Exercise materials -
══════════════════════════════

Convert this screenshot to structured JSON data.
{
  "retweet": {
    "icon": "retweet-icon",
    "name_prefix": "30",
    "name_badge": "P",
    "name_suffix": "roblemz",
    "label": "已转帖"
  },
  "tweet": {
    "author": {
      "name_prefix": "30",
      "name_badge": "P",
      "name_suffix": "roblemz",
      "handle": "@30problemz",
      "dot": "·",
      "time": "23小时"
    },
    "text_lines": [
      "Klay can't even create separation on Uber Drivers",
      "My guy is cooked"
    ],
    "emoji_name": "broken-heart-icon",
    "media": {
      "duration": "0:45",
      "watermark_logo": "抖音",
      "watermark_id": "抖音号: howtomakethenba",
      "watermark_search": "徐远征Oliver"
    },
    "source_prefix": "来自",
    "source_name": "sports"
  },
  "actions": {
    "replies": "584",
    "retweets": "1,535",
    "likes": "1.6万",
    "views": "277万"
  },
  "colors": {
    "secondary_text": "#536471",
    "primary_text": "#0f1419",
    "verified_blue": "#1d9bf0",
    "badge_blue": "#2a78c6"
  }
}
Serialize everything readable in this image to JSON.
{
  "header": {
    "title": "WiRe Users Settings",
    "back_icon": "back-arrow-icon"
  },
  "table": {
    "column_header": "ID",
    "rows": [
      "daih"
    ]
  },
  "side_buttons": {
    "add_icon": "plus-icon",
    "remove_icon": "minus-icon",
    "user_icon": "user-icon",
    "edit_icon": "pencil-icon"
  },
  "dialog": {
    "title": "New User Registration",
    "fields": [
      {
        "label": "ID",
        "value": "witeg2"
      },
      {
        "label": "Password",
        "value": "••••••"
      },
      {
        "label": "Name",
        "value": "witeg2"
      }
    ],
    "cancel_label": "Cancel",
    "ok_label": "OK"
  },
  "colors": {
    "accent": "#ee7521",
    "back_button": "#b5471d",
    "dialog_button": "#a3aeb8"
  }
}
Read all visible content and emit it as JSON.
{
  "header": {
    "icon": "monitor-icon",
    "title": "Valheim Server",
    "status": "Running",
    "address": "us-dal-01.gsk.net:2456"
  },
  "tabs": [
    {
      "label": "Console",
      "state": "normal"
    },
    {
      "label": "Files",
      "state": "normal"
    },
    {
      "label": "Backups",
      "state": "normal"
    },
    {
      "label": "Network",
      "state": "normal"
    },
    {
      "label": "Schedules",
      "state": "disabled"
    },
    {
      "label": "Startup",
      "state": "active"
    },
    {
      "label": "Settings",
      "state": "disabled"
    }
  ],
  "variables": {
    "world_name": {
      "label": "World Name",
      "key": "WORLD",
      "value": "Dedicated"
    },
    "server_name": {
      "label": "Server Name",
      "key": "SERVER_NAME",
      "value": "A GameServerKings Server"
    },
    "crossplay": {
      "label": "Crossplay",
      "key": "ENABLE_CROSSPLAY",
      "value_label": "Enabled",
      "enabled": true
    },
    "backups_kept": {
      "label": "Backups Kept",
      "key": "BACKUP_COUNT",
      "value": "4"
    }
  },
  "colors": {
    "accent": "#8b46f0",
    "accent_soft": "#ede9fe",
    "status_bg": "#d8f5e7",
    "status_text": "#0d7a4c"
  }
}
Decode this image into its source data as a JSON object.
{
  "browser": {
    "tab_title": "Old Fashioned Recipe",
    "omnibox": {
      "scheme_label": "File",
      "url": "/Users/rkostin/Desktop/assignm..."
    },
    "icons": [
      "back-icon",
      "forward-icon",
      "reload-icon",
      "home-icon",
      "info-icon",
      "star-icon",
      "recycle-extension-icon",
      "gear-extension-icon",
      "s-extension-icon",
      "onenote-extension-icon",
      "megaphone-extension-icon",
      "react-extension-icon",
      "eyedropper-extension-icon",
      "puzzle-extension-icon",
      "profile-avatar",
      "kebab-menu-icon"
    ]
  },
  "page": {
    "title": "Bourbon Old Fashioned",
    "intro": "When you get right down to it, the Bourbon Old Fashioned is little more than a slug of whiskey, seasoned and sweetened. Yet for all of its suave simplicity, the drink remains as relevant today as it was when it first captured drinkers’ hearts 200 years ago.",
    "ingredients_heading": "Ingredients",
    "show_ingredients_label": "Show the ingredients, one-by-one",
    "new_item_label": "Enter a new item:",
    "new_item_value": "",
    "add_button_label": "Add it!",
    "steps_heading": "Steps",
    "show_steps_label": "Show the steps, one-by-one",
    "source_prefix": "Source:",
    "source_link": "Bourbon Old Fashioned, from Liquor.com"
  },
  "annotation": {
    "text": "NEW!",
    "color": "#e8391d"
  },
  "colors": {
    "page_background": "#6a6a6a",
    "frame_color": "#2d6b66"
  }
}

══════════════════════════════

Problem description - Repeat every record, keeping each word and mark exactly as it is.

Full output -
Convert this screenshot to structured JSON data.
{
  "retweet": {
    "icon": "retweet-icon",
    "name_prefix": "30",
    "name_badge": "P",
    "name_suffix": "roblemz",
    "label": "已转帖"
  },
  "tweet": {
    "author": {
      "name_prefix": "30",
      "name_badge": "P",
      "name_suffix": "roblemz",
      "handle": "@30problemz",
      "dot": "·",
      "time": "23小时"
    },
    "text_lines": [
      "Klay can't even create separation on Uber Drivers",
      "My guy is cooked"
    ],
    "emoji_name": "broken-heart-icon",
    "media": {
      "duration": "0:45",
      "watermark_logo": "抖音",
      "watermark_id": "抖音号: howtomakethenba",
      "watermark_search": "徐远征Oliver"
    },
    "source_prefix": "来自",
    "source_name": "sports"
  },
  "actions": {
    "replies": "584",
    "retweets": "1,535",
    "likes": "1.6万",
    "views": "277万"
  },
  "colors": {
    "secondary_text": "#536471",
    "primary_text": "#0f1419",
    "verified_blue": "#1d9bf0",
    "badge_blue": "#2a78c6"
  }
}
Serialize everything readable in this image to JSON.
{
  "header": {
    "title": "WiRe Users Settings",
    "back_icon": "back-arrow-icon"
  },
  "table": {
    "column_header": "ID",
    "rows": [
      "daih"
    ]
  },
  "side_buttons": {
    "add_icon": "plus-icon",
    "remove_icon": "minus-icon",
    "user_icon": "user-icon",
    "edit_icon": "pencil-icon"
  },
  "dialog": {
    "title": "New User Registration",
    "fields": [
      {
        "label": "ID",
        "value": "witeg2"
      },
      {
        "label": "Password",
        "value": "••••••"
      },
      {
        "label": "Name",
        "value": "witeg2"
      }
    ],
    "cancel_label": "Cancel",
    "ok_label": "OK"
  },
  "colors": {
    "accent": "#ee7521",
    "back_button": "#b5471d",
    "dialog_button": "#a3aeb8"
  }
}
Read all visible content and emit it as JSON.
{
  "header": {
    "icon": "monitor-icon",
    "title": "Valheim Server",
    "status": "Running",
    "address": "us-dal-01.gsk.net:2456"
  },
  "tabs": [
    {
      "label": "Console",
      "state": "normal"
    },
    {
      "label": "Files",
      "state": "normal"
    },
    {
      "label": "Backups",
      "state": "normal"
    },
    {
      "label": "Network",
      "state": "normal"
    },
    {
      "label": "Schedules",
      "state": "disabled"
    },
    {
      "label": "Startup",
      "state": "active"
    },
    {
      "label": "Settings",
      "state": "disabled"
    }
  ],
  "variables": {
    "world_name": {
      "label": "World Name",
      "key": "WORLD",
      "value": "Dedicated"
    },
    "server_name": {
      "label": "Server Name",
      "key": "SERVER_NAME",
      "value": "A GameServerKings Server"
    },
    "crossplay": {
      "label": "Crossplay",
      "key": "ENABLE_CROSSPLAY",
      "value_label": "Enabled",
      "enabled": true
    },
    "backups_kept": {
      "label": "Backups Kept",
      "key": "BACKUP_COUNT",
      "value": "4"
    }
  },
  "colors": {
    "accent": "#8b46f0",
    "accent_soft": "#ede9fe",
    "status_bg": "#d8f5e7",
    "status_text": "#0d7a4c"
  }
}
Decode this image into its source data as a JSON object.
{
  "browser": {
    "tab_title": "Old Fashioned Recipe",
    "omnibox": {
      "scheme_label": "File",
      "url": "/Users/rkostin/Desktop/assignm..."
    },
    "icons": [
      "back-icon",
      "forward-icon",
      "reload-icon",
      "home-icon",
      "info-icon",
      "star-icon",
      "recycle-extension-icon",
      "gear-extension-icon",
      "s-extension-icon",
      "onenote-extension-icon",
      "megaphone-extension-icon",
      "react-extension-icon",
      "eyedropper-extension-icon",
      "puzzle-extension-icon",
      "profile-avatar",
      "kebab-menu-icon"
    ]
  },
  "page": {
    "title": "Bourbon Old Fashioned",
    "intro": "When you get right down to it, the Bourbon Old Fashioned is little more than a slug of whiskey, seasoned and sweetened. Yet for all of its suave simplicity, the drink remains as relevant today as it was when it first captured drinkers’ hearts 200 years ago.",
    "ingredients_heading": "Ingredients",
    "show_ingredients_label": "Show the ingredients, one-by-one",
    "new_item_label": "Enter a new item:",
    "new_item_value": "",
    "add_button_label": "Add it!",
    "steps_heading": "Steps",
    "show_steps_label": "Show the steps, one-by-one",
    "source_prefix": "Source:",
    "source_link": "Bourbon Old Fashioned, from Liquor.com"
  },
  "annotation": {
    "text": "NEW!",
    "color": "#e8391d"
  },
  "colors": {
    "page_background": "#6a6a6a",
    "frame_color": "#2d6b66"
  }
}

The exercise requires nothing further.